===== DATA IN THIS EXERCISE

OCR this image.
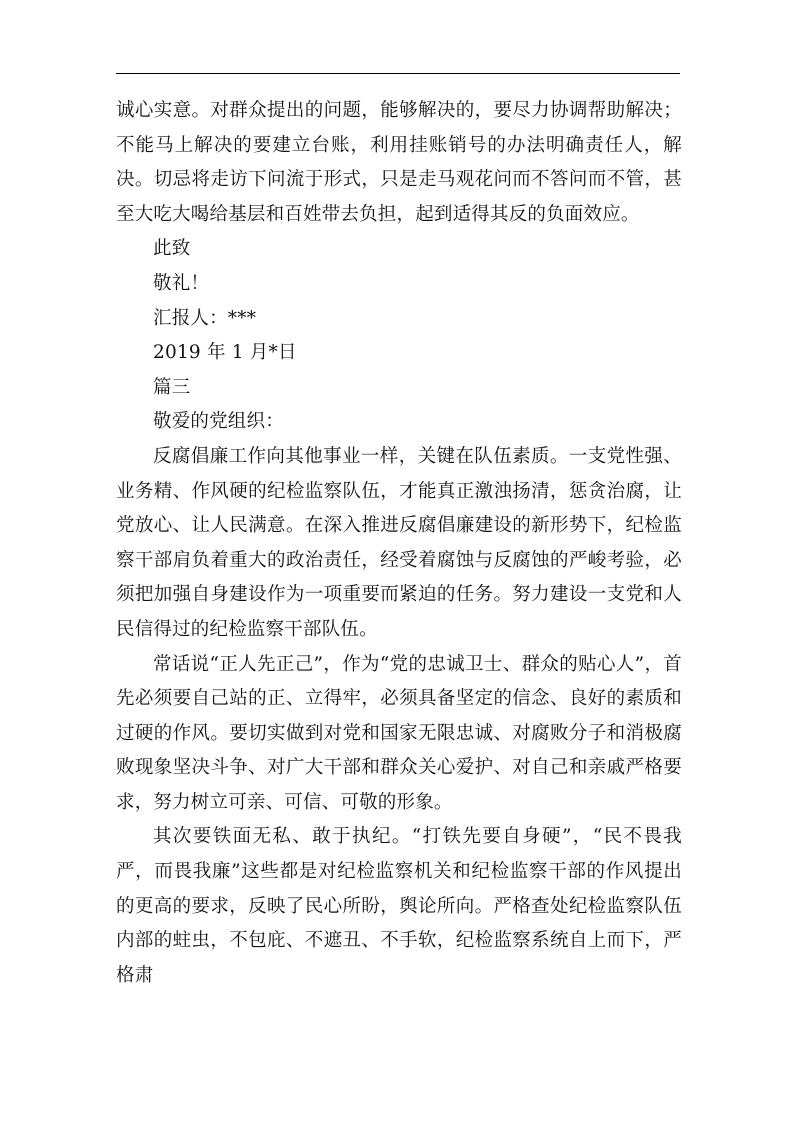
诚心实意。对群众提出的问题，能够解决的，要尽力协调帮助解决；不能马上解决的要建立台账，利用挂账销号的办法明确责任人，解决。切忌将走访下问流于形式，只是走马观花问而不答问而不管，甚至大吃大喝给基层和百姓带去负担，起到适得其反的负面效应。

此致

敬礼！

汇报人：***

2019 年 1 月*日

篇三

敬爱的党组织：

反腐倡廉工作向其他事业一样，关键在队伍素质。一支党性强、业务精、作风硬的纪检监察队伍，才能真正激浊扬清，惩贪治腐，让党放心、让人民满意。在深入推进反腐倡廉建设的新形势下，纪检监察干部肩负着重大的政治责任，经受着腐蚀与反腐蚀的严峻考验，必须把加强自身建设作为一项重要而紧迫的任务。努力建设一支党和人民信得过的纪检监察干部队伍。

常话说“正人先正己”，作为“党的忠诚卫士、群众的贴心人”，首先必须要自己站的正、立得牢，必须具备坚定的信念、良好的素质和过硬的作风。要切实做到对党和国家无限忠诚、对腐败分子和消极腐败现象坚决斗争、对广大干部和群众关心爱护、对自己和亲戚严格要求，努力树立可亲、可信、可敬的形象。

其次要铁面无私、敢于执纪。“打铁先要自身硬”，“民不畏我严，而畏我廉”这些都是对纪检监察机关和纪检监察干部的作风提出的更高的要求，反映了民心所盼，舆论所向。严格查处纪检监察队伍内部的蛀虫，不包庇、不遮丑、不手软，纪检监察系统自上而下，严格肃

==========

AIM OF THE TASK: Restate the entire listing word for word, excluding pictures.

ANSWER:
OCR this image.
诚心实意。对群众提出的问题，能够解决的，要尽力协调帮助解决；不能马上解决的要建立台账，利用挂账销号的办法明确责任人，解决。切忌将走访下问流于形式，只是走马观花问而不答问而不管，甚至大吃大喝给基层和百姓带去负担，起到适得其反的负面效应。

此致

敬礼！

汇报人：***

2019 年 1 月*日

篇三

敬爱的党组织：

反腐倡廉工作向其他事业一样，关键在队伍素质。一支党性强、业务精、作风硬的纪检监察队伍，才能真正激浊扬清，惩贪治腐，让党放心、让人民满意。在深入推进反腐倡廉建设的新形势下，纪检监察干部肩负着重大的政治责任，经受着腐蚀与反腐蚀的严峻考验，必须把加强自身建设作为一项重要而紧迫的任务。努力建设一支党和人民信得过的纪检监察干部队伍。

常话说“正人先正己”，作为“党的忠诚卫士、群众的贴心人”，首先必须要自己站的正、立得牢，必须具备坚定的信念、良好的素质和过硬的作风。要切实做到对党和国家无限忠诚、对腐败分子和消极腐败现象坚决斗争、对广大干部和群众关心爱护、对自己和亲戚严格要求，努力树立可亲、可信、可敬的形象。

其次要铁面无私、敢于执纪。“打铁先要自身硬”，“民不畏我严，而畏我廉”这些都是对纪检监察机关和纪检监察干部的作风提出的更高的要求，反映了民心所盼，舆论所向。严格查处纪检监察队伍内部的蛀虫，不包庇、不遮丑、不手软，纪检监察系统自上而下，严格肃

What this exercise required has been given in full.